- **Arbeitsanweisungen**:
A) Nenne alle Orden, die die Besprechung von Necropolis 2350 als militanten Arm der Kirche aufzählt.
B) Gib aus der Besprechung von Necropolis 2350 einen Abschnitt wörtlich wieder: Beginne bei den Worten "Nach dem Spielerteil" und höre nach den Worten "und unerwarteten Wendepunkte." auf.

- **Vorliegender Text**:
So weit, so dramatisch. Schauen wir mal, ob das Settingwerk zu verzaubern vermag.

Inhalt

Auf Salus gibt es gleich drei Fraktionen: die heilige Kirche, die Konzerne und die Rephaim. Spielbar sind, laut Grundsettingbuch, aber nur die fünf Orden der Kirche. Die Rephaim sind dämonische Untote und damit der Spielleitung – hier Kriegsmeister genannt – vorbehalten Die rein gewinnorientierten Konzerne bilden zwar eine Opposition zur Kirche, sind aber nicht dafür gedacht, durch die Spieler vertreten zu werden.

Im Jahr 2350 ist weder von der Menschheit viel übergeblieben, noch von der Friedfertigkeit der Kirche. Diese hat sich auf eine mittelalterliche Haltung zurückgezogen und verfolgt alle Abweichlicher mit maximaler Härte. Der militante Arm der Kirche sind seine Orden: Pfähler, Lazariter, Brenner, Templer und Prediger. Jeder Charakter muss Mitglied in einem dieser Orden sein oder er gehört zum Orden der Büßer, die nur schlecht bewaffnetes Kanonenfutter stellen. Die Orden sind wirklich gut beschrieben und bringen jeweils ihre eigenen Spezialitäten mit, sei es eine bestimmte Taktik oder Ordenswaffe.

Die Spieler formieren sich in der Regel zu einem Trupp, geleitet durch den Ersten Ritter. Da weder Widerspruch noch Diskussion geduldet werden, ist an dieser Stelle schon vollkommen klar, dass tiefes Charakterspiel schwerfallen wird.

Das Spiel ist auf Taktik ausgelegt: Jeder Charakter erfüllt hauptsächlich seine Aufgabe. Sei es die Führung, die schweren Waffen, das Steuern von Panzern oder das seelische Wohl der Truppe. Neben den Rittern stehen dann noch die Servienten, die als namenlose Handlanger über das Spielfeld dirigiert werden können.

Seine Heiligkeit vertraut nicht nur auf Gebete.
Seine Heiligkeit vertraut nicht nur auf Gebete.

Theoretisch kann ein Charakter auch einen dieser Servienten spielen, davon wird aber ausdrücklich abgeraten.

All dies ist auf fast 100 Seiten sehr gut beschrieben, inklusive Charaktererstellung, Ausrüstung und der durch den Glauben gewährten Wunder. Necropolis 2350 beruht nicht auf der aktuellen deutschen Version von Savage Worlds, kann aber problemlos verwendet werden. Entsprechende Umsetzungen kann man direkt von der Verlagswebsite herunterladen. So bringt das Setting den aus früheren Editionen bekannten „Mumm“ mit sich. Für ein Setting, das mit untotem Horror agiert, aber wohl sehr passend.

Nach dem Spielerteil folgt ein fast doppelt so dicker Kriegsmeister-Teil, in welchem die Informationen versteckt sind, die den Spielern in der Regel nicht bekannt sind. Dazu gehören die oben genannten Konzerne, aber vor allem natürlich die Struktur der Rephaim. Ohne zu viel zu verraten, handelt es sich um Außerirdische, die durch eine bösartige, fremde Macht aus einer anderen Dimension korrumpiert wurden. Klingt nach Event Horizon? Stimmt. Insgesamt hat man beim Lesen immer wieder das Gefühl, dass das Setting aus Versatzstücken anderer Settings, Büchern und Filmen besteht. Das ist sicherlich naturgegeben, aber leider fehlen so die wirkliche Überraschungen und unerwarteten Wendepunkte.

- **Extrahiertes Material**:
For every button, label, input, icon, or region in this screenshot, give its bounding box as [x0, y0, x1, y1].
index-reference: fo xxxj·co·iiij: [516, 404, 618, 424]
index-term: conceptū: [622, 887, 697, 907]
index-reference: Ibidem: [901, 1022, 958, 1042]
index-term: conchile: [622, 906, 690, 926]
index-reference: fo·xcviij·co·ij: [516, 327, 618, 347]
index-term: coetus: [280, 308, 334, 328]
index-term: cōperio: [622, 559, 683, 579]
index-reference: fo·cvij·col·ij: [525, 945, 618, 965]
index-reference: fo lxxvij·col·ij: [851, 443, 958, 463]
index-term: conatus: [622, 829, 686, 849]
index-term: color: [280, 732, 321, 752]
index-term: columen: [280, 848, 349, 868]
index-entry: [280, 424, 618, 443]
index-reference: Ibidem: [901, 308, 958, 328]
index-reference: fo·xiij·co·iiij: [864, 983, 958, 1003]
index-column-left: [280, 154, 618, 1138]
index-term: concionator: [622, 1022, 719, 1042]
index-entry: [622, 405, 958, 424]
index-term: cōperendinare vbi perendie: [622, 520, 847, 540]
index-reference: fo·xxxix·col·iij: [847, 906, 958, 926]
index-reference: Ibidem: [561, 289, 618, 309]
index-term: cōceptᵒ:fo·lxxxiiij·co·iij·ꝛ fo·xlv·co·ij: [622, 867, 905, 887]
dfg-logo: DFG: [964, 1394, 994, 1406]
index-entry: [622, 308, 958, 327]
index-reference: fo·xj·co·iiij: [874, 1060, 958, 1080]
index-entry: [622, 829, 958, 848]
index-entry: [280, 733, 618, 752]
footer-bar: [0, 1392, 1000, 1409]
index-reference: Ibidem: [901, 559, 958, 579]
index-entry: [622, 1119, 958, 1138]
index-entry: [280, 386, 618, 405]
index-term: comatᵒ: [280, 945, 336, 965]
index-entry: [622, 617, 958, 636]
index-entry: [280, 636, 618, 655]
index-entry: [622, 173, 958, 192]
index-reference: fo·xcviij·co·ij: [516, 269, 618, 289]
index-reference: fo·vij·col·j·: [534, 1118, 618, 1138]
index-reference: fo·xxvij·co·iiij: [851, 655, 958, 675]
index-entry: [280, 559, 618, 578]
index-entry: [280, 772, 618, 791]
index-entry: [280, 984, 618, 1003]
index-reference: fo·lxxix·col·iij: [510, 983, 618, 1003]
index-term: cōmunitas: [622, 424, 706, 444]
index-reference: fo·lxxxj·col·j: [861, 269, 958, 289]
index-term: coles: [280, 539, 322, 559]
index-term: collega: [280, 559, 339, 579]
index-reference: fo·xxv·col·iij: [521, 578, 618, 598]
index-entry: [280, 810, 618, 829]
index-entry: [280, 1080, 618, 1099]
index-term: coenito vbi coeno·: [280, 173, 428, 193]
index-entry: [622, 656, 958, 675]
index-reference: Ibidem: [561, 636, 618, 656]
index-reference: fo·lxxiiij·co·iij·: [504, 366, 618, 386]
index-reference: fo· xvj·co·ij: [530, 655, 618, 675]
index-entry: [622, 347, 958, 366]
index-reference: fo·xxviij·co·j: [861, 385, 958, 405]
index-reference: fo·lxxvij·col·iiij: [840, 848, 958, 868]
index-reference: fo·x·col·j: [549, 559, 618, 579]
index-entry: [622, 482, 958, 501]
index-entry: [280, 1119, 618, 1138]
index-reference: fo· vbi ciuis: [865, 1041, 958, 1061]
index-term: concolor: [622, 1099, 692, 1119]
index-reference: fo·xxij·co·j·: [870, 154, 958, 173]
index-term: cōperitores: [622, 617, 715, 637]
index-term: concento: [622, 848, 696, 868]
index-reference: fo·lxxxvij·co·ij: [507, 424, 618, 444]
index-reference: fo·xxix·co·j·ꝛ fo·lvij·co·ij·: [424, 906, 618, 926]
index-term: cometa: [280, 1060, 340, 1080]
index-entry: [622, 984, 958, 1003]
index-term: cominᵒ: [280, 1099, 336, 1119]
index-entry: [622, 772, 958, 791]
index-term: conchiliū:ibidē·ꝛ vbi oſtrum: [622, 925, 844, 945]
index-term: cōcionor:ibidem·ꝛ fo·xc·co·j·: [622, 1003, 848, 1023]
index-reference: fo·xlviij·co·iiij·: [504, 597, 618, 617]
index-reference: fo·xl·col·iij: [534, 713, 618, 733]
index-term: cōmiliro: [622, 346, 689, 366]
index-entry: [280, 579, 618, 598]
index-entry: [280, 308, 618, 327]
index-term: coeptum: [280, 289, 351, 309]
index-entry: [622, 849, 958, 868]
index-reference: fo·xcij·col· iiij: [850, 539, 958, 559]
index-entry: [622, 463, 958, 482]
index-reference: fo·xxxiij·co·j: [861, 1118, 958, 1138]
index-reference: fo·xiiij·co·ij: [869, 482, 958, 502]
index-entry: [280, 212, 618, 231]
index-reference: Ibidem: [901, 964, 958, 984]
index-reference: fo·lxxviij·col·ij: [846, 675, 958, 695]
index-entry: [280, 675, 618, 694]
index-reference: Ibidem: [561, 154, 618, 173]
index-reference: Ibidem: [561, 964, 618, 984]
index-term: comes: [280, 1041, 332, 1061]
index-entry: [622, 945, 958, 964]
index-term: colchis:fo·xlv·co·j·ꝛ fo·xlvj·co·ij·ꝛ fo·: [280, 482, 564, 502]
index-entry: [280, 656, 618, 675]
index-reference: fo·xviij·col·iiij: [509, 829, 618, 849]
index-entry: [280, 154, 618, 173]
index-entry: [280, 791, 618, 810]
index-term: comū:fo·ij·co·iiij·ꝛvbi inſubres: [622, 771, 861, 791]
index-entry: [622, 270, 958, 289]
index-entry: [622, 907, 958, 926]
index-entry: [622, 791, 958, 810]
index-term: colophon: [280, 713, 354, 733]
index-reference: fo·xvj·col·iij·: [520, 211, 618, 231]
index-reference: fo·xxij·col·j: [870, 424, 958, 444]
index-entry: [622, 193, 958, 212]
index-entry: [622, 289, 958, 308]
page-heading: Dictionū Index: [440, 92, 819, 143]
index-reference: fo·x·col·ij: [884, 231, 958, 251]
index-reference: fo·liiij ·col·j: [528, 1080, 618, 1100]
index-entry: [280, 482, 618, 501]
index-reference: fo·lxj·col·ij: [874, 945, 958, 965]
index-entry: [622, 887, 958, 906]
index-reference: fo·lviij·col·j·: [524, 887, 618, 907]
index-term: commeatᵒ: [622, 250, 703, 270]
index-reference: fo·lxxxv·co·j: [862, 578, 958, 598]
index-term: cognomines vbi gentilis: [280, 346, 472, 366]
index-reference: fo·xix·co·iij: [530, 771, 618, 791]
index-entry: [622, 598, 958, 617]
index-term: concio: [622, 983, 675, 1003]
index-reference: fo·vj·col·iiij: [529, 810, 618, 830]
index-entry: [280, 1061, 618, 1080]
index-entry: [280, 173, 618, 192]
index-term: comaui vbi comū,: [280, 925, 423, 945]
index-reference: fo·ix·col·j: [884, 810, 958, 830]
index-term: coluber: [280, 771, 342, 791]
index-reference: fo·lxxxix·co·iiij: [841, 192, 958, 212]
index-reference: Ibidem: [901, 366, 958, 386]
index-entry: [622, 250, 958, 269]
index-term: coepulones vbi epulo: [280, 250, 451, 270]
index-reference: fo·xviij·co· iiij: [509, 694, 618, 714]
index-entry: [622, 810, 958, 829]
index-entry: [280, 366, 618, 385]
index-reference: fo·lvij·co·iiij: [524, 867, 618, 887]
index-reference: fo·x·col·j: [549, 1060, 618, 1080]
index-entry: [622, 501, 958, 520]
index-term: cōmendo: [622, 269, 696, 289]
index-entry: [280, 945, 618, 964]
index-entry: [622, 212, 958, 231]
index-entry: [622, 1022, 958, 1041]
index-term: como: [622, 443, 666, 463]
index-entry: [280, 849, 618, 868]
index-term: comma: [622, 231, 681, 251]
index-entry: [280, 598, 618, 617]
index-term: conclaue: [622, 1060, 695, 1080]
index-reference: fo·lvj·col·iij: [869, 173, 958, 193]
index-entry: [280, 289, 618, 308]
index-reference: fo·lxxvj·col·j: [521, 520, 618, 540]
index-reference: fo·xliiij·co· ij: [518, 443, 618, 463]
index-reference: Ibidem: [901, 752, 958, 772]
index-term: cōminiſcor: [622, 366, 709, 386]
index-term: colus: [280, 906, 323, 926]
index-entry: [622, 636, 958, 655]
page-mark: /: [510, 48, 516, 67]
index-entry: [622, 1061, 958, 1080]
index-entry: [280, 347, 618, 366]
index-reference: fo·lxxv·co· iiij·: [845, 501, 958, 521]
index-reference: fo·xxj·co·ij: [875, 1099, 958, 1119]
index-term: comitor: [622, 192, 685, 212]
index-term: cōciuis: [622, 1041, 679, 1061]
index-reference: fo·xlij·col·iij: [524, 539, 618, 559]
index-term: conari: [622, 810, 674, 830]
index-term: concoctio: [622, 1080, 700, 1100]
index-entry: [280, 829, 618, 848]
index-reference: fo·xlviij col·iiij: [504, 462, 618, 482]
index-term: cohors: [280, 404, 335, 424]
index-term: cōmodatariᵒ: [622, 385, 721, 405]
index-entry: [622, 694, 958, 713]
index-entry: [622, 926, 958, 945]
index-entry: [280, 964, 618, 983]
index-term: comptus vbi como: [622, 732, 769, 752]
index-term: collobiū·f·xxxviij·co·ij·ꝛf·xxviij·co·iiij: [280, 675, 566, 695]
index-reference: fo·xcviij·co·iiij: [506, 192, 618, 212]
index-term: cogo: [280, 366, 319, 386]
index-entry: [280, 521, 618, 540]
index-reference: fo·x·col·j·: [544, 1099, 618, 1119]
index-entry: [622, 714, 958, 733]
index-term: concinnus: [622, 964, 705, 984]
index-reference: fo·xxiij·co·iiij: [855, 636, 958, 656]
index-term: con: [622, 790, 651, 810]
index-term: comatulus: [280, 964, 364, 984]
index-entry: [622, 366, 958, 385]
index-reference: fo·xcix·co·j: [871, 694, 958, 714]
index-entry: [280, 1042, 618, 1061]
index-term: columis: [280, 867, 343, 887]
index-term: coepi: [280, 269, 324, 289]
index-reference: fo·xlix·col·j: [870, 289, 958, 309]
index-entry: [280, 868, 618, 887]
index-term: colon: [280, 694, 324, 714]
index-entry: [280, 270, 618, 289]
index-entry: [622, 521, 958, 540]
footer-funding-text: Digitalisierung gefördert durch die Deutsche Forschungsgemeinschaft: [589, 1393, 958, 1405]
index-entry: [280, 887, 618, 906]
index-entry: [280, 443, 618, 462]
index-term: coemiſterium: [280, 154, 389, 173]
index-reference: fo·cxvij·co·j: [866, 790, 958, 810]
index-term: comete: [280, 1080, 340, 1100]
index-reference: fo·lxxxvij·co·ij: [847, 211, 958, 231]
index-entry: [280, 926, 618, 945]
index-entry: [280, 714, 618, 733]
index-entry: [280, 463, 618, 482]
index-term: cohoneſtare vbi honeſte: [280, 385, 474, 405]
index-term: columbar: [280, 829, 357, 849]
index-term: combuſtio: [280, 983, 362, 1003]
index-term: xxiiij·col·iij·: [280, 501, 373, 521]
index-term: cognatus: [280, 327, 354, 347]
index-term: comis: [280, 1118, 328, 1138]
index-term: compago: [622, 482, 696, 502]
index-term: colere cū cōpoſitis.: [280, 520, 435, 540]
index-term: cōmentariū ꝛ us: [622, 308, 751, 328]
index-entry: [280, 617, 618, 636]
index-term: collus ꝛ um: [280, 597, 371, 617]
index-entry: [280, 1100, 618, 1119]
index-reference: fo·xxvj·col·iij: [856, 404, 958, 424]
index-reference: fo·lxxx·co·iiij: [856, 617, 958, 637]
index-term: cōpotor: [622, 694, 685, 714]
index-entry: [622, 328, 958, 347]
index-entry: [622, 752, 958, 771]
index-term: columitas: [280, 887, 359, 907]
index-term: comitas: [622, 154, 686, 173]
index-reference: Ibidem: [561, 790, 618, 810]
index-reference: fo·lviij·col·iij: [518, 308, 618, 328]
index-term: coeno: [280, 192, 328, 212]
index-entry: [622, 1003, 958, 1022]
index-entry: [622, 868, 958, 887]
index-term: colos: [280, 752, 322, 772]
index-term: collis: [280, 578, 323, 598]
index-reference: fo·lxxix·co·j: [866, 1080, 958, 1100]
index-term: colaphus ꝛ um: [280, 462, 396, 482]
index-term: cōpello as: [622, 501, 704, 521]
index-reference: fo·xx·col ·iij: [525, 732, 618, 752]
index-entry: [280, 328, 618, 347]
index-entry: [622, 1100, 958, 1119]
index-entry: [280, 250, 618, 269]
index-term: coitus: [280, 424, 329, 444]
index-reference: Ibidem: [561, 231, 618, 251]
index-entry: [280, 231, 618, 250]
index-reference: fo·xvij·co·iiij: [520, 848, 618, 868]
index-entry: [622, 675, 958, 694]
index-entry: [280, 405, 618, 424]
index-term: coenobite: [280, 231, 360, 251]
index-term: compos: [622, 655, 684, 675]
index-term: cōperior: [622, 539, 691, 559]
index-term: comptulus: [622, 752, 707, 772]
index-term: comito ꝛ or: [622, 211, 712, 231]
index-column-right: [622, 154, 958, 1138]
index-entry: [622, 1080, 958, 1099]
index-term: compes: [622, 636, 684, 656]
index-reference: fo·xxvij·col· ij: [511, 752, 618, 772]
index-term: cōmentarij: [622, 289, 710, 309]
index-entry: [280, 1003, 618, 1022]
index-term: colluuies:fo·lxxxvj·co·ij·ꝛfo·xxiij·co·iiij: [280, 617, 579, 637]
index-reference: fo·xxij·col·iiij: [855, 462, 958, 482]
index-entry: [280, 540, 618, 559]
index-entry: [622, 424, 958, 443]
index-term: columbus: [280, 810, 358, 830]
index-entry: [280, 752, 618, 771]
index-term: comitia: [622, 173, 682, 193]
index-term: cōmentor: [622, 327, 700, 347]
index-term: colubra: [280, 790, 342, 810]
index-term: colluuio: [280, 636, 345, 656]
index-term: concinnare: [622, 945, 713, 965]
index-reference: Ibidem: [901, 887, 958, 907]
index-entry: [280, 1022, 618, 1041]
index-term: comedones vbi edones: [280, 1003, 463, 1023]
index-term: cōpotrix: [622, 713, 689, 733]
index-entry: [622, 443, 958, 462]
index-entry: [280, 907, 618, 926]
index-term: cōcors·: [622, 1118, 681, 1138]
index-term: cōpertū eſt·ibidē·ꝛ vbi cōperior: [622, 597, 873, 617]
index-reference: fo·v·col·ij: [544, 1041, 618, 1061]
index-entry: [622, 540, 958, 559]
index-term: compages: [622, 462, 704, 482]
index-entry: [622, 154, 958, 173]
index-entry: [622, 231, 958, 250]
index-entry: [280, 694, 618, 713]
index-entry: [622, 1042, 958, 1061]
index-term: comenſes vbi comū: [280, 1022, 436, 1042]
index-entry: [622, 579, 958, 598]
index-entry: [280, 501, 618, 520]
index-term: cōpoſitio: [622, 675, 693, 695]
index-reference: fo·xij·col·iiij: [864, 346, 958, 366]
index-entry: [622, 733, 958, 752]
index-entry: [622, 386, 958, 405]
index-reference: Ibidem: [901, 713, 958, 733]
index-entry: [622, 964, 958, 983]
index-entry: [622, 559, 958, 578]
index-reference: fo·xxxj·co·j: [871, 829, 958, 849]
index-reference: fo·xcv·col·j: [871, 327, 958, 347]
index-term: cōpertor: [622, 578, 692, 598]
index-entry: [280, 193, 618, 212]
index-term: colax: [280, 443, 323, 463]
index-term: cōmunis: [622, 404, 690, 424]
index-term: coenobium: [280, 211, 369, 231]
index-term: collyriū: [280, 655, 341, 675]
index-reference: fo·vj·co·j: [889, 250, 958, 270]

- **Vollständige Antworten**:
A) Pfähler, Lazariter, Brenner, Templer und Prediger.

B)
Nach dem Spielerteil folgt ein fast doppelt so dicker Kriegsmeister-Teil, in welchem die Informationen versteckt sind, die den Spielern in der Regel nicht bekannt sind. Dazu gehören die oben genannten Konzerne, aber vor allem natürlich die Struktur der Rephaim. Ohne zu viel zu verraten, handelt es sich um Außerirdische, die durch eine bösartige, fremde Macht aus einer anderen Dimension korrumpiert wurden. Klingt nach Event Horizon? Stimmt. Insgesamt hat man beim Lesen immer wieder das Gefühl, dass das Setting aus Versatzstücken anderer Settings, Büchern und Filmen besteht. Das ist sicherlich naturgegeben, aber leider fehlen so die wirkliche Überraschungen und unerwarteten Wendepunkte.